[Records from a data collection]

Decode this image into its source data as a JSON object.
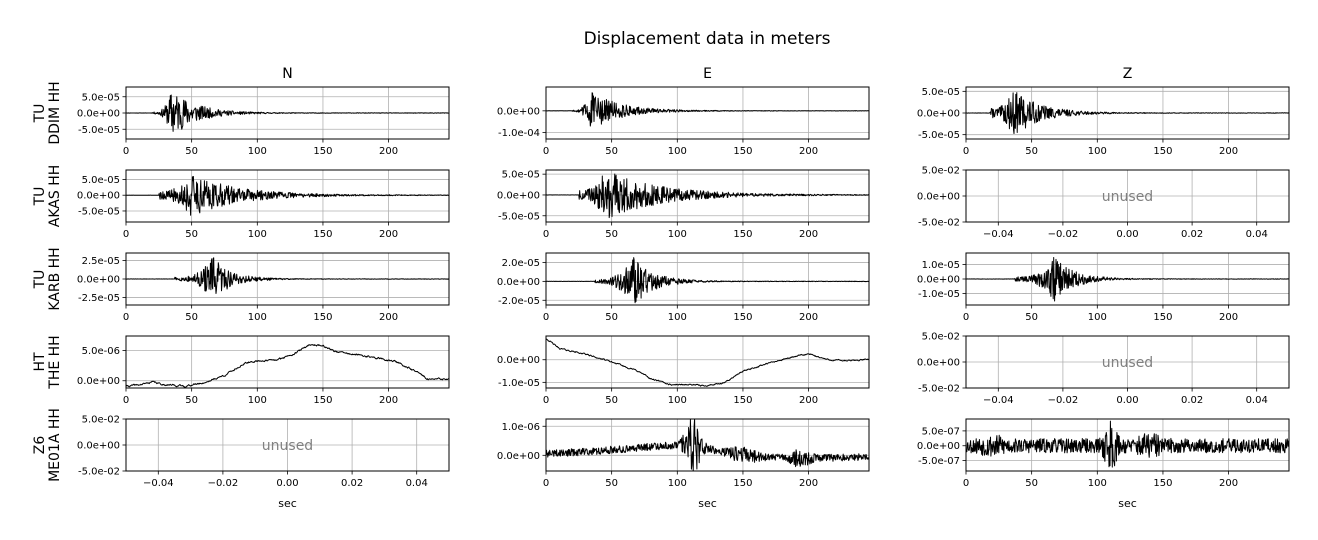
{
  "chart_data": {
    "type": "line",
    "title": "Displacement data in meters",
    "columns": [
      "N",
      "E",
      "Z"
    ],
    "xlabel": "sec",
    "xlim": [
      0,
      246
    ],
    "xticks": [
      "0",
      "50",
      "100",
      "150",
      "200"
    ],
    "xtick_values": [
      0,
      50,
      100,
      150,
      200
    ],
    "unused_xticks": [
      "−0.04",
      "−0.02",
      "0.00",
      "0.02",
      "0.04"
    ],
    "unused_xtick_values": [
      -0.04,
      -0.02,
      0.0,
      0.02,
      0.04
    ],
    "unused_xlim": [
      -0.05,
      0.05
    ],
    "unused_yticks": [
      "5.0e-02",
      "0.0e+00",
      "-5.0e-02"
    ],
    "unused_ytick_values": [
      0.05,
      0.0,
      -0.05
    ],
    "unused_ylim": [
      -0.05,
      0.05
    ],
    "unused_text": "unused",
    "rows": [
      {
        "network": "TU",
        "station": "DDIM HH",
        "panels": [
          {
            "component": "N",
            "used": true,
            "ylim": [
              -8e-05,
              8e-05
            ],
            "yticks": [
              "5.0e-05",
              "0.0e+00",
              "-5.0e-05"
            ],
            "ytick_values": [
              5e-05,
              0,
              -5e-05
            ],
            "trace": {
              "kind": "quake",
              "onset": 20,
              "peak": 35,
              "amp": 7.5e-05,
              "decay": 18,
              "pre": 0.04,
              "seed": 11
            }
          },
          {
            "component": "E",
            "used": true,
            "ylim": [
              -0.00013,
              0.00011
            ],
            "yticks": [
              "0.0e+00",
              "-1.0e-04"
            ],
            "ytick_values": [
              0,
              -0.0001
            ],
            "trace": {
              "kind": "quake",
              "onset": 20,
              "peak": 34,
              "amp": 9e-05,
              "decay": 22,
              "pre": 0.04,
              "seed": 12
            }
          },
          {
            "component": "Z",
            "used": true,
            "ylim": [
              -6e-05,
              6e-05
            ],
            "yticks": [
              "5.0e-05",
              "0.0e+00",
              "-5.0e-05"
            ],
            "ytick_values": [
              5e-05,
              0,
              -5e-05
            ],
            "trace": {
              "kind": "quake",
              "onset": 18,
              "peak": 36,
              "amp": 5.5e-05,
              "decay": 20,
              "pre": 0.2,
              "seed": 13
            }
          }
        ]
      },
      {
        "network": "TU",
        "station": "AKAS HH",
        "panels": [
          {
            "component": "N",
            "used": true,
            "ylim": [
              -8.5e-05,
              8e-05
            ],
            "yticks": [
              "5.0e-05",
              "0.0e+00",
              "-5.0e-05"
            ],
            "ytick_values": [
              5e-05,
              0,
              -5e-05
            ],
            "trace": {
              "kind": "quake",
              "onset": 25,
              "peak": 48,
              "amp": 7e-05,
              "decay": 35,
              "pre": 0.2,
              "seed": 21
            }
          },
          {
            "component": "E",
            "used": true,
            "ylim": [
              -6.5e-05,
              6e-05
            ],
            "yticks": [
              "5.0e-05",
              "0.0e+00",
              "-5.0e-05"
            ],
            "ytick_values": [
              5e-05,
              0,
              -5e-05
            ],
            "trace": {
              "kind": "quake",
              "onset": 25,
              "peak": 45,
              "amp": 6e-05,
              "decay": 40,
              "pre": 0.2,
              "seed": 22
            }
          },
          {
            "component": "Z",
            "used": false
          }
        ]
      },
      {
        "network": "TU",
        "station": "KARB HH",
        "panels": [
          {
            "component": "N",
            "used": true,
            "ylim": [
              -3.5e-05,
              3.5e-05
            ],
            "yticks": [
              "2.5e-05",
              "0.0e+00",
              "-2.5e-05"
            ],
            "ytick_values": [
              2.5e-05,
              0,
              -2.5e-05
            ],
            "trace": {
              "kind": "quake",
              "onset": 37,
              "peak": 66,
              "amp": 3e-05,
              "decay": 14,
              "pre": 0.08,
              "seed": 31
            }
          },
          {
            "component": "E",
            "used": true,
            "ylim": [
              -2.5e-05,
              3e-05
            ],
            "yticks": [
              "2.0e-05",
              "0.0e+00",
              "-2.0e-05"
            ],
            "ytick_values": [
              2e-05,
              0,
              -2e-05
            ],
            "trace": {
              "kind": "quake",
              "onset": 37,
              "peak": 66,
              "amp": 2.7e-05,
              "decay": 15,
              "pre": 0.08,
              "seed": 32
            }
          },
          {
            "component": "Z",
            "used": true,
            "ylim": [
              -1.8e-05,
              1.8e-05
            ],
            "yticks": [
              "1.0e-05",
              "0.0e+00",
              "-1.0e-05"
            ],
            "ytick_values": [
              1e-05,
              0,
              -1e-05
            ],
            "trace": {
              "kind": "quake",
              "onset": 37,
              "peak": 67,
              "amp": 1.6e-05,
              "decay": 15,
              "pre": 0.1,
              "seed": 33
            }
          }
        ]
      },
      {
        "network": "HT",
        "station": "THE HH",
        "panels": [
          {
            "component": "N",
            "used": true,
            "ylim": [
              -1.2e-06,
              7.4e-06
            ],
            "yticks": [
              "5.0e-06",
              "0.0e+00"
            ],
            "ytick_values": [
              5e-06,
              0
            ],
            "trace": {
              "kind": "drift",
              "noise": 1.2e-07,
              "seed": 41,
              "path": [
                [
                  0,
                  -9e-07
                ],
                [
                  10,
                  -7e-07
                ],
                [
                  20,
                  -2e-07
                ],
                [
                  28,
                  -6e-07
                ],
                [
                  45,
                  -9e-07
                ],
                [
                  60,
                  -3e-07
                ],
                [
                  75,
                  9e-07
                ],
                [
                  90,
                  2.8e-06
                ],
                [
                  100,
                  3.3e-06
                ],
                [
                  115,
                  3.4e-06
                ],
                [
                  130,
                  4.7e-06
                ],
                [
                  140,
                  6e-06
                ],
                [
                  150,
                  5.8e-06
                ],
                [
                  160,
                  4.8e-06
                ],
                [
                  175,
                  4.3e-06
                ],
                [
                  190,
                  3.8e-06
                ],
                [
                  205,
                  3.2e-06
                ],
                [
                  220,
                  1.6e-06
                ],
                [
                  230,
                  3e-07
                ],
                [
                  246,
                  2e-07
                ]
              ]
            }
          },
          {
            "component": "E",
            "used": true,
            "ylim": [
              -1.25e-05,
              1.05e-05
            ],
            "yticks": [
              "0.0e+00",
              "-1.0e-05"
            ],
            "ytick_values": [
              0,
              -1e-05
            ],
            "trace": {
              "kind": "drift",
              "noise": 2.5e-07,
              "seed": 42,
              "path": [
                [
                  0,
                  9.5e-06
                ],
                [
                  10,
                  5e-06
                ],
                [
                  30,
                  2.5e-06
                ],
                [
                  50,
                  -1e-06
                ],
                [
                  70,
                  -5e-06
                ],
                [
                  80,
                  -8.5e-06
                ],
                [
                  95,
                  -1.1e-05
                ],
                [
                  110,
                  -1.1e-05
                ],
                [
                  120,
                  -1.15e-05
                ],
                [
                  135,
                  -1.05e-05
                ],
                [
                  150,
                  -5e-06
                ],
                [
                  170,
                  -1.5e-06
                ],
                [
                  190,
                  1.5e-06
                ],
                [
                  200,
                  2.5e-06
                ],
                [
                  215,
                  0.0
                ],
                [
                  230,
                  -5e-07
                ],
                [
                  246,
                  2e-07
                ]
              ]
            }
          },
          {
            "component": "Z",
            "used": false
          }
        ]
      },
      {
        "network": "Z6",
        "station": "ME01A HH",
        "panels": [
          {
            "component": "N",
            "used": false
          },
          {
            "component": "E",
            "used": true,
            "ylim": [
              -5.4e-07,
              1.25e-06
            ],
            "yticks": [
              "1.0e-06",
              "0.0e+00"
            ],
            "ytick_values": [
              1e-06,
              0
            ],
            "trace": {
              "kind": "noisy",
              "amp": 1.4e-07,
              "seed": 52,
              "path": [
                [
                  0,
                  5e-08
                ],
                [
                  40,
                  1.5e-07
                ],
                [
                  80,
                  3e-07
                ],
                [
                  100,
                  3.5e-07
                ],
                [
                  110,
                  4.5e-07
                ],
                [
                  130,
                  1.5e-07
                ],
                [
                  160,
                  -5e-08
                ],
                [
                  200,
                  -1e-07
                ],
                [
                  246,
                  -5e-08
                ]
              ],
              "bursts": [
                [
                  112,
                  1.1e-06,
                  6
                ],
                [
                  150,
                  3e-07,
                  10
                ],
                [
                  193,
                  3e-07,
                  8
                ]
              ]
            }
          },
          {
            "component": "Z",
            "used": true,
            "ylim": [
              -8.5e-07,
              9e-07
            ],
            "yticks": [
              "5.0e-07",
              "0.0e+00",
              "-5.0e-07"
            ],
            "ytick_values": [
              5e-07,
              0,
              -5e-07
            ],
            "trace": {
              "kind": "noisy",
              "amp": 2.7e-07,
              "seed": 53,
              "path": [
                [
                  0,
                  0
                ],
                [
                  246,
                  0
                ]
              ],
              "bursts": [
                [
                  110,
                  9e-07,
                  5
                ],
                [
                  140,
                  4e-07,
                  8
                ],
                [
                  20,
                  3e-07,
                  10
                ]
              ]
            }
          }
        ]
      }
    ]
  }
}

◆ YOUR INSTRUCTIONS ◆
Filter the records above and return every line that holds the word "decay".

◆ ANSWER IN FULL ◆
              "decay": 18,
              "decay": 22,
              "decay": 20,
              "decay": 35,
              "decay": 40,
              "decay": 14,
              "decay": 15,
              "decay": 15,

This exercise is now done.